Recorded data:
☆ ☆ ☆ ☆

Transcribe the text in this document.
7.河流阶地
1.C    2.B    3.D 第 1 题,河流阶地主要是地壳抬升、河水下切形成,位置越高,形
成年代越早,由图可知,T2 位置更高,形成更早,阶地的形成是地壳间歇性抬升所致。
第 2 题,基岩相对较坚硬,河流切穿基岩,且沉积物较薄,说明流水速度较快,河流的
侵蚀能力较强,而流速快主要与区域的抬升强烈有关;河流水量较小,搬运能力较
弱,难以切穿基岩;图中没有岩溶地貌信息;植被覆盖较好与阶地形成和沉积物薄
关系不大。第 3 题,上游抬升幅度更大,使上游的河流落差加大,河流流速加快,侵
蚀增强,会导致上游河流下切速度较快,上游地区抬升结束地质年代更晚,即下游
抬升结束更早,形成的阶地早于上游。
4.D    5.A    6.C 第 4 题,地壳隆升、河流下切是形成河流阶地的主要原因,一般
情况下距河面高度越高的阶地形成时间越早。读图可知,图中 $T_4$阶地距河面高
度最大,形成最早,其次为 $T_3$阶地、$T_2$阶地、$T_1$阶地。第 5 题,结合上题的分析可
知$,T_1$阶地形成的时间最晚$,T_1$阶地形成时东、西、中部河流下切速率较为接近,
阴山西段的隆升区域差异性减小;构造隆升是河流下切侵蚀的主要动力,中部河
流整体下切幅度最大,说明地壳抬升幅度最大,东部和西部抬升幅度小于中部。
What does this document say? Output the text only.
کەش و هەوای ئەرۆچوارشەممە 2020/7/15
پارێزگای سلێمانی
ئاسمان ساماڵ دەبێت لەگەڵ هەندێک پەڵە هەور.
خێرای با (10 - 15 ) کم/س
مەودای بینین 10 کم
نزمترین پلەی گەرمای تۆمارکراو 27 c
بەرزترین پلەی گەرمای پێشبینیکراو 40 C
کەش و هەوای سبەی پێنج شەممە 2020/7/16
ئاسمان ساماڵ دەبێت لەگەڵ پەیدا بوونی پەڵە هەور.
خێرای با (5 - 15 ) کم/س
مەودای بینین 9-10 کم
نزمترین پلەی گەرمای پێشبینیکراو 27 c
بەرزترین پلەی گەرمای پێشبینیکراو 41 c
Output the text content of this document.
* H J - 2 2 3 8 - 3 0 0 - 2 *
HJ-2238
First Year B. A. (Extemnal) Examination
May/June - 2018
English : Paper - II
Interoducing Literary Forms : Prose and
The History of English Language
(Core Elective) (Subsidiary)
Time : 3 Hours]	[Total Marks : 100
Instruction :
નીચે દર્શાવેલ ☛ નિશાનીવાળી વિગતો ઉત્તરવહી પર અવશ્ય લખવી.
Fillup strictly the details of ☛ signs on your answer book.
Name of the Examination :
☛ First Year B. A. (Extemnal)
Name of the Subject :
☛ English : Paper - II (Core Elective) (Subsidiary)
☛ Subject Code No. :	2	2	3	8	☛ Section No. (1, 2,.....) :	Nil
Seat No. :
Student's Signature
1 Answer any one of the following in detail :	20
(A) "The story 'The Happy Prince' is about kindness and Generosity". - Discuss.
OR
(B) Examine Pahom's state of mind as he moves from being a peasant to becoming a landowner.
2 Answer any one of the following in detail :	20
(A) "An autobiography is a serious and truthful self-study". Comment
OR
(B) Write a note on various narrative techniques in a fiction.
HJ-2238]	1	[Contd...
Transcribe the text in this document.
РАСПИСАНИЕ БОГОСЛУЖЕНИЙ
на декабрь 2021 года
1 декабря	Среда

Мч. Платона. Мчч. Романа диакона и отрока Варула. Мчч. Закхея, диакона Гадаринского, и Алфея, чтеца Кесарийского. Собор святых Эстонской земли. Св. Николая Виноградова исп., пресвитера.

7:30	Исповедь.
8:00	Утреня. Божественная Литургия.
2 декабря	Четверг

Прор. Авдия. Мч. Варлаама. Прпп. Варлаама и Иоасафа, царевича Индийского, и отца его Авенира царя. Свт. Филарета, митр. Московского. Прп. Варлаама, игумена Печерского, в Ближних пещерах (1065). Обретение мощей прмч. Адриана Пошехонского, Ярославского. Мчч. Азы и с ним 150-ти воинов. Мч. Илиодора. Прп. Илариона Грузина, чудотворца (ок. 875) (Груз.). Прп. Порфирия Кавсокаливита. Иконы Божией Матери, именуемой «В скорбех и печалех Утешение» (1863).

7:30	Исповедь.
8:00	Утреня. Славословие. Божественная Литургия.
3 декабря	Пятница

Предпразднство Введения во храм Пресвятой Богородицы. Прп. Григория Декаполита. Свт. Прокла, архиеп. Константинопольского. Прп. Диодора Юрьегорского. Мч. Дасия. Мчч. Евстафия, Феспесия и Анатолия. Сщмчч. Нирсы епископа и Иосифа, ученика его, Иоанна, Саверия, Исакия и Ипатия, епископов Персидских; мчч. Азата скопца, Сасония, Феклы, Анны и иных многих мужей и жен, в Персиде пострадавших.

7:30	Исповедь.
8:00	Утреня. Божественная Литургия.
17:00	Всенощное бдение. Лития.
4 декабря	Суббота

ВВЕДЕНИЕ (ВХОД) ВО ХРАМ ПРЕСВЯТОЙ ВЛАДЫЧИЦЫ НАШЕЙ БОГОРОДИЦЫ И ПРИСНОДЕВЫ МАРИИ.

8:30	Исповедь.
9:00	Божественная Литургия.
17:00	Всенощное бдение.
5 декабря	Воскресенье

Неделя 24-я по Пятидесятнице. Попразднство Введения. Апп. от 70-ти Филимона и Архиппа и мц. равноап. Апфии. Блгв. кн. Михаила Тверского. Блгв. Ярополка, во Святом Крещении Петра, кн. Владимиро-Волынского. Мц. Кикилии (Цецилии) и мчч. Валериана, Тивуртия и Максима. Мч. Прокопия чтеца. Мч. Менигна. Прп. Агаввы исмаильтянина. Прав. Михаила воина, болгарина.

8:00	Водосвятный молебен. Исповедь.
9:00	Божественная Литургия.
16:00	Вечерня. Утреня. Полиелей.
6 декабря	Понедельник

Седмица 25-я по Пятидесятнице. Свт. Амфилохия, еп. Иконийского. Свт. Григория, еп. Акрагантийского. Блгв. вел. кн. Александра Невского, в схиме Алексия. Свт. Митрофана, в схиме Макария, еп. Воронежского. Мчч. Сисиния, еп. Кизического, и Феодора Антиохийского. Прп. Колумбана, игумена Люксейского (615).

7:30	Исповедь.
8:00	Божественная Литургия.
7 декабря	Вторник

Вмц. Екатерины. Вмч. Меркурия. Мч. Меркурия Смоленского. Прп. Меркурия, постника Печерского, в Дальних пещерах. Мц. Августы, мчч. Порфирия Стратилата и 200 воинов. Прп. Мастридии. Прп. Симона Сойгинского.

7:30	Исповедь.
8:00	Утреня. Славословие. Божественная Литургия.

☆ ☆ ☆ ☆

GOAL OF THE EXERCISE: In the records above, find each line that holds the word "First"; copy all such lines.

FINAL ANSWER:
First Year B. A. (Extemnal) Examination
☛ First Year B. A. (Extemnal)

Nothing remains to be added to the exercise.